***** Stored rows

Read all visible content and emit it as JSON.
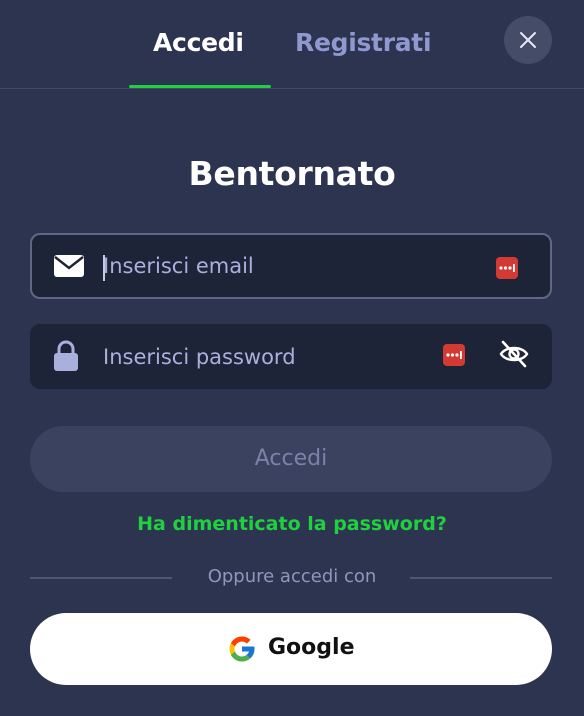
{
  "tabs": {
    "login": "Accedi",
    "register": "Registrati",
    "active": "login"
  },
  "title": "Bentornato",
  "email": {
    "placeholder": "Inserisci email",
    "value": ""
  },
  "password": {
    "placeholder": "Inserisci password",
    "value": ""
  },
  "submit_label": "Accedi",
  "forgot_label": "Ha dimenticato la password?",
  "divider_label": "Oppure accedi con",
  "google_label": "Google",
  "icons": {
    "close": "close-icon",
    "email": "envelope-icon",
    "password": "lock-icon",
    "password_manager": "password-manager-icon",
    "visibility": "eye-off-icon",
    "google": "google-icon"
  },
  "colors": {
    "background": "#2d3450",
    "accent": "#1fd13f",
    "inactive_tab": "#8f98cf",
    "input_bg": "#1e2438",
    "disabled_button": "#3b4260"
  }
}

**********

Would you set down the listing exactly, omitting pictures?

Read all visible content and emit it as JSON.
{
  "tabs": {
    "login": "Accedi",
    "register": "Registrati",
    "active": "login"
  },
  "title": "Bentornato",
  "email": {
    "placeholder": "Inserisci email",
    "value": ""
  },
  "password": {
    "placeholder": "Inserisci password",
    "value": ""
  },
  "submit_label": "Accedi",
  "forgot_label": "Ha dimenticato la password?",
  "divider_label": "Oppure accedi con",
  "google_label": "Google",
  "icons": {
    "close": "close-icon",
    "email": "envelope-icon",
    "password": "lock-icon",
    "password_manager": "password-manager-icon",
    "visibility": "eye-off-icon",
    "google": "google-icon"
  },
  "colors": {
    "background": "#2d3450",
    "accent": "#1fd13f",
    "inactive_tab": "#8f98cf",
    "input_bg": "#1e2438",
    "disabled_button": "#3b4260"
  }
}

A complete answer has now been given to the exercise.